— EXERCISE MATERIAL —
--- start ---

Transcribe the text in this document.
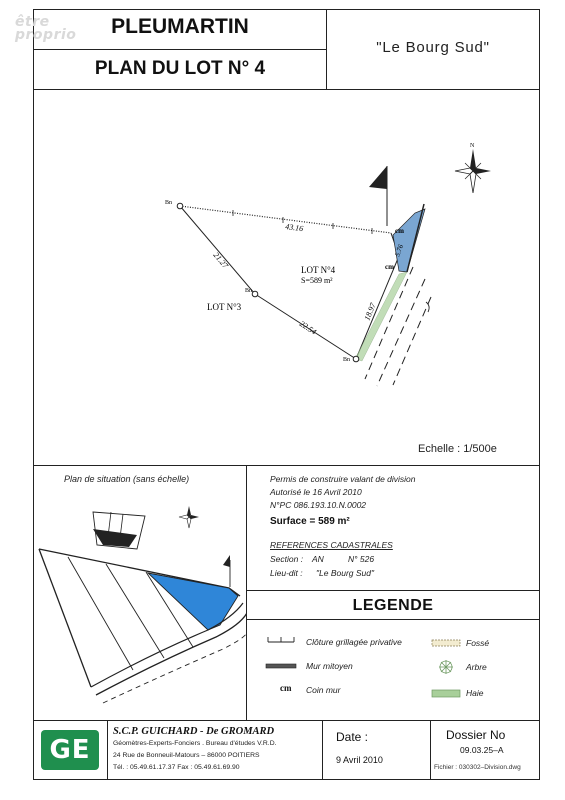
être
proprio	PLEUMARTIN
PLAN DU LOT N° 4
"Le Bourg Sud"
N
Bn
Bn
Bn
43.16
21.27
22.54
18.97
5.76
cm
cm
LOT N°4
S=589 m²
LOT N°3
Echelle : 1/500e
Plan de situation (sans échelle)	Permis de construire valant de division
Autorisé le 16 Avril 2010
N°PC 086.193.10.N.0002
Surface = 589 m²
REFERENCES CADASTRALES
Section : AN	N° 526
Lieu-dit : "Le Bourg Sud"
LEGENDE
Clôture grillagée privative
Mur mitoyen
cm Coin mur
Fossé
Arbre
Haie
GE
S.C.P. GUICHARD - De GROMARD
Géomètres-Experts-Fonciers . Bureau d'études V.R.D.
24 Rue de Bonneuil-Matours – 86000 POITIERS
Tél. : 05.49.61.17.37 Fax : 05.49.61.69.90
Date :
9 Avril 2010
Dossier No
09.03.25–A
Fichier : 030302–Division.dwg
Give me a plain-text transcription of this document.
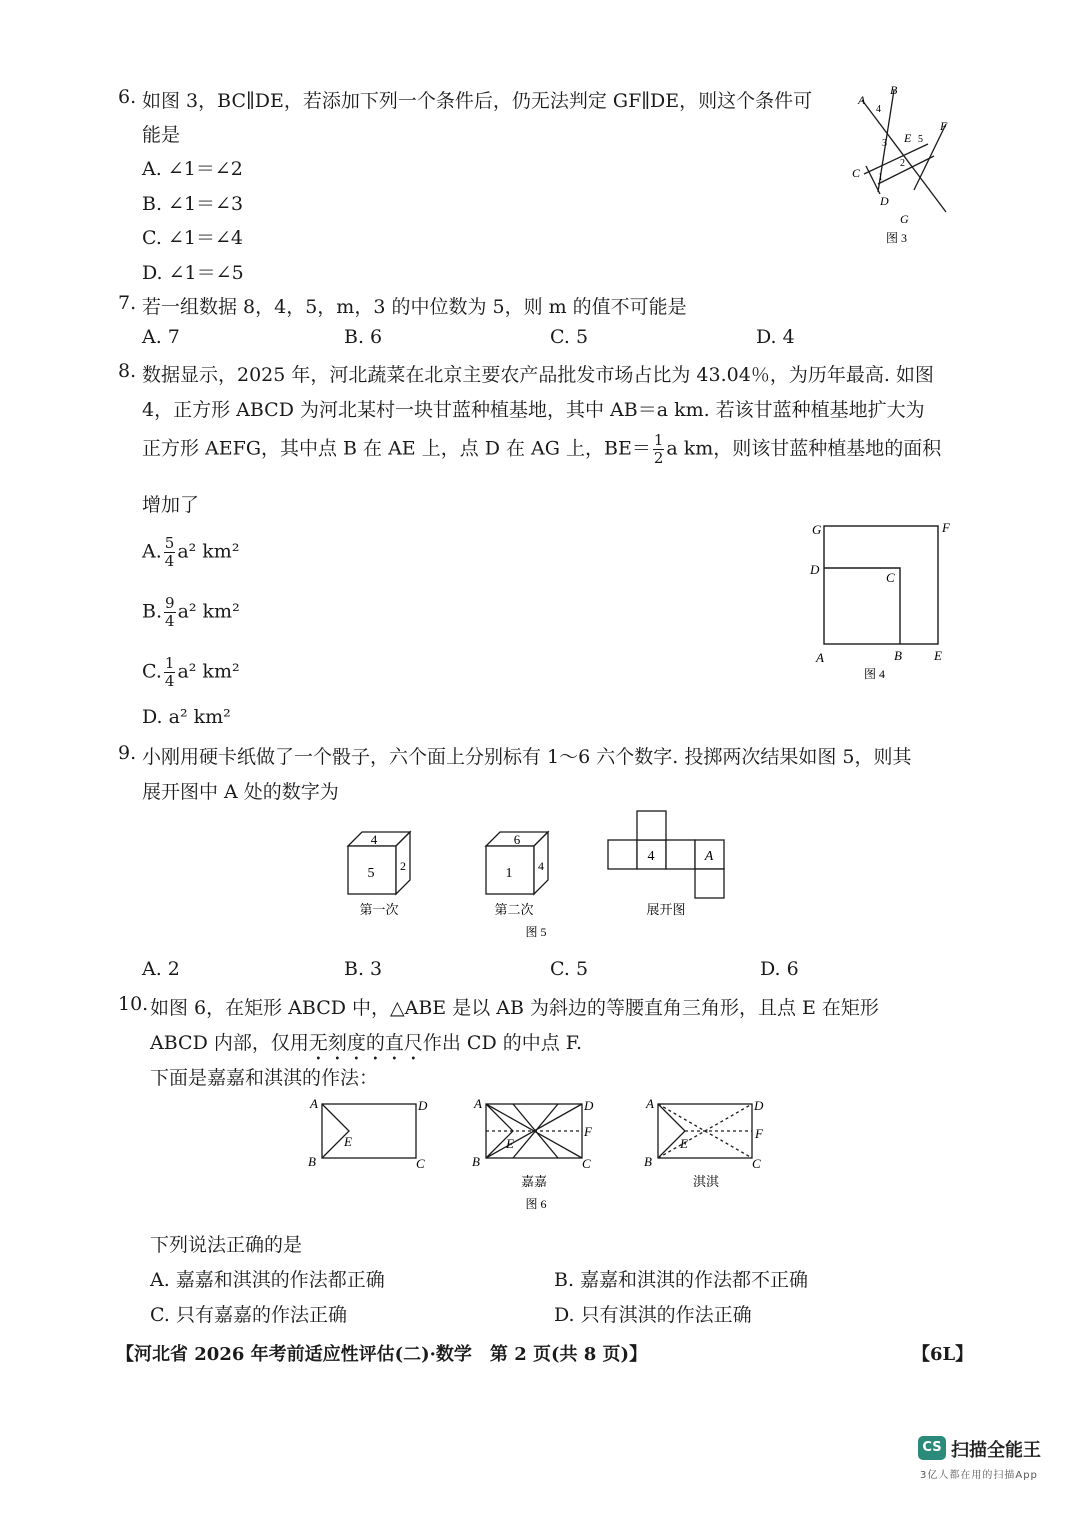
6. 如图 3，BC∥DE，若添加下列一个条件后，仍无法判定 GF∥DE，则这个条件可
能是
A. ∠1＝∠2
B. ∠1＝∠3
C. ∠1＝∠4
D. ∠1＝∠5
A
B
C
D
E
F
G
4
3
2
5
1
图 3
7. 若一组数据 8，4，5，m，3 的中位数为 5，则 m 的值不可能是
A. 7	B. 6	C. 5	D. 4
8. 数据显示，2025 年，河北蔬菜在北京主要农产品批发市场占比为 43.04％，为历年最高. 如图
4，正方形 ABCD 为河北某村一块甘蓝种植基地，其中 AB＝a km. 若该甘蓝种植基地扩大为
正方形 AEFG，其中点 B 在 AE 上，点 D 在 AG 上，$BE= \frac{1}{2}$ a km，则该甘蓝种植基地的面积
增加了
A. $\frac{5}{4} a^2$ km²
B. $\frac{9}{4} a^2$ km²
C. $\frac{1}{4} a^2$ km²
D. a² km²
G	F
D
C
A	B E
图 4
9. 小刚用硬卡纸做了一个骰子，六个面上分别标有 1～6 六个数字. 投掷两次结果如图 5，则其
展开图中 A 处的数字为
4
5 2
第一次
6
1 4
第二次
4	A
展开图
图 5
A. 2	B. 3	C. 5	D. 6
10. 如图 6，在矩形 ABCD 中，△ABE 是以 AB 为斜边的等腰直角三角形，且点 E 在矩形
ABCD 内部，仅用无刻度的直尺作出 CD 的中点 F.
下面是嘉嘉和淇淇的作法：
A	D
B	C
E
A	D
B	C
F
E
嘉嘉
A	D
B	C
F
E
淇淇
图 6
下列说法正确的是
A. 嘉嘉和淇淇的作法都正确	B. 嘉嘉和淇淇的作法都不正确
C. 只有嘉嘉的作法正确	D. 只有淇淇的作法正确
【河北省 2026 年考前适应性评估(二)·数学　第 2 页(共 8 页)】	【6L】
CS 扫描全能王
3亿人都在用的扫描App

--- end ---

— PROBLEM STATEMENT —
Transcribe every record above exactly, leaving out the pictures.

— CORRECT ANSWER —
Transcribe the text in this document.
être
proprio	PLEUMARTIN
PLAN DU LOT N° 4
"Le Bourg Sud"
N
Bn
Bn
Bn
43.16
21.27
22.54
18.97
5.76
cm
cm
LOT N°4
S=589 m²
LOT N°3
Echelle : 1/500e
Plan de situation (sans échelle)	Permis de construire valant de division
Autorisé le 16 Avril 2010
N°PC 086.193.10.N.0002
Surface = 589 m²
REFERENCES CADASTRALES
Section : AN	N° 526
Lieu-dit : "Le Bourg Sud"
LEGENDE
Clôture grillagée privative
Mur mitoyen
cm Coin mur
Fossé
Arbre
Haie
GE
S.C.P. GUICHARD - De GROMARD
Géomètres-Experts-Fonciers . Bureau d'études V.R.D.
24 Rue de Bonneuil-Matours – 86000 POITIERS
Tél. : 05.49.61.17.37 Fax : 05.49.61.69.90
Date :
9 Avril 2010
Dossier No
09.03.25–A
Fichier : 030302–Division.dwg
Give me a plain-text transcription of this document.
6. 如图 3，BC∥DE，若添加下列一个条件后，仍无法判定 GF∥DE，则这个条件可
能是
A. ∠1＝∠2
B. ∠1＝∠3
C. ∠1＝∠4
D. ∠1＝∠5
A
B
C
D
E
F
G
4
3
2
5
1
图 3
7. 若一组数据 8，4，5，m，3 的中位数为 5，则 m 的值不可能是
A. 7	B. 6	C. 5	D. 4
8. 数据显示，2025 年，河北蔬菜在北京主要农产品批发市场占比为 43.04％，为历年最高. 如图
4，正方形 ABCD 为河北某村一块甘蓝种植基地，其中 AB＝a km. 若该甘蓝种植基地扩大为
正方形 AEFG，其中点 B 在 AE 上，点 D 在 AG 上，$BE= \frac{1}{2}$ a km，则该甘蓝种植基地的面积
增加了
A. $\frac{5}{4} a^2$ km²
B. $\frac{9}{4} a^2$ km²
C. $\frac{1}{4} a^2$ km²
D. a² km²
G	F
D
C
A	B E
图 4
9. 小刚用硬卡纸做了一个骰子，六个面上分别标有 1～6 六个数字. 投掷两次结果如图 5，则其
展开图中 A 处的数字为
4
5 2
第一次
6
1 4
第二次
4	A
展开图
图 5
A. 2	B. 3	C. 5	D. 6
10. 如图 6，在矩形 ABCD 中，△ABE 是以 AB 为斜边的等腰直角三角形，且点 E 在矩形
ABCD 内部，仅用无刻度的直尺作出 CD 的中点 F.
下面是嘉嘉和淇淇的作法：
A	D
B	C
E
A	D
B	C
F
E
嘉嘉
A	D
B	C
F
E
淇淇
图 6
下列说法正确的是
A. 嘉嘉和淇淇的作法都正确	B. 嘉嘉和淇淇的作法都不正确
C. 只有嘉嘉的作法正确	D. 只有淇淇的作法正确
【河北省 2026 年考前适应性评估(二)·数学　第 2 页(共 8 页)】	【6L】
CS 扫描全能王
3亿人都在用的扫描App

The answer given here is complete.